### GOAL:
Output the entries verbatim, including every line.

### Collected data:

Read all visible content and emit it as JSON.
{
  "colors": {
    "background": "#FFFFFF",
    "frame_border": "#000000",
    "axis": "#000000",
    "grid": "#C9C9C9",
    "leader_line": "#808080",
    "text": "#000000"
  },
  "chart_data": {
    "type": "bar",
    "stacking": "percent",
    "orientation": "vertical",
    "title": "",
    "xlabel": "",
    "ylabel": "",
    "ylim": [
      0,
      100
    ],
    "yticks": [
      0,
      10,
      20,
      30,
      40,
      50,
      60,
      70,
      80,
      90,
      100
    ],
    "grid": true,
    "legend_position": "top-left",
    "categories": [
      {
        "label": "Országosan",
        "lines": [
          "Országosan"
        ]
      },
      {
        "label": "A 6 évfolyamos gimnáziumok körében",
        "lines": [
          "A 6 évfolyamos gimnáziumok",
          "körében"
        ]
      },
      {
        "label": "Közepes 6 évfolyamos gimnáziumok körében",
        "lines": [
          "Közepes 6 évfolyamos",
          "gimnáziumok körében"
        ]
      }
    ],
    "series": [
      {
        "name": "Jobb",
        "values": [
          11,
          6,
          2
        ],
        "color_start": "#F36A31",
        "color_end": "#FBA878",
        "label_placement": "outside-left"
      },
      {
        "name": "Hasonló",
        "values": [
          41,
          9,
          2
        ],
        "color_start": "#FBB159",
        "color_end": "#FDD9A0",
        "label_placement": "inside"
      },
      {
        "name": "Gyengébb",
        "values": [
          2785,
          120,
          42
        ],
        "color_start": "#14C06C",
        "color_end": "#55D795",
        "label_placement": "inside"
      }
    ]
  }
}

### RESULT FOR THIS TASK:
Read all visible content and emit it as JSON.
{
  "colors": {
    "background": "#FFFFFF",
    "frame_border": "#000000",
    "axis": "#000000",
    "grid": "#C9C9C9",
    "leader_line": "#808080",
    "text": "#000000"
  },
  "chart_data": {
    "type": "bar",
    "stacking": "percent",
    "orientation": "vertical",
    "title": "",
    "xlabel": "",
    "ylabel": "",
    "ylim": [
      0,
      100
    ],
    "yticks": [
      0,
      10,
      20,
      30,
      40,
      50,
      60,
      70,
      80,
      90,
      100
    ],
    "grid": true,
    "legend_position": "top-left",
    "categories": [
      {
        "label": "Országosan",
        "lines": [
          "Országosan"
        ]
      },
      {
        "label": "A 6 évfolyamos gimnáziumok körében",
        "lines": [
          "A 6 évfolyamos gimnáziumok",
          "körében"
        ]
      },
      {
        "label": "Közepes 6 évfolyamos gimnáziumok körében",
        "lines": [
          "Közepes 6 évfolyamos",
          "gimnáziumok körében"
        ]
      }
    ],
    "series": [
      {
        "name": "Jobb",
        "values": [
          11,
          6,
          2
        ],
        "color_start": "#F36A31",
        "color_end": "#FBA878",
        "label_placement": "outside-left"
      },
      {
        "name": "Hasonló",
        "values": [
          41,
          9,
          2
        ],
        "color_start": "#FBB159",
        "color_end": "#FDD9A0",
        "label_placement": "inside"
      },
      {
        "name": "Gyengébb",
        "values": [
          2785,
          120,
          42
        ],
        "color_start": "#14C06C",
        "color_end": "#55D795",
        "label_placement": "inside"
      }
    ]
  }
}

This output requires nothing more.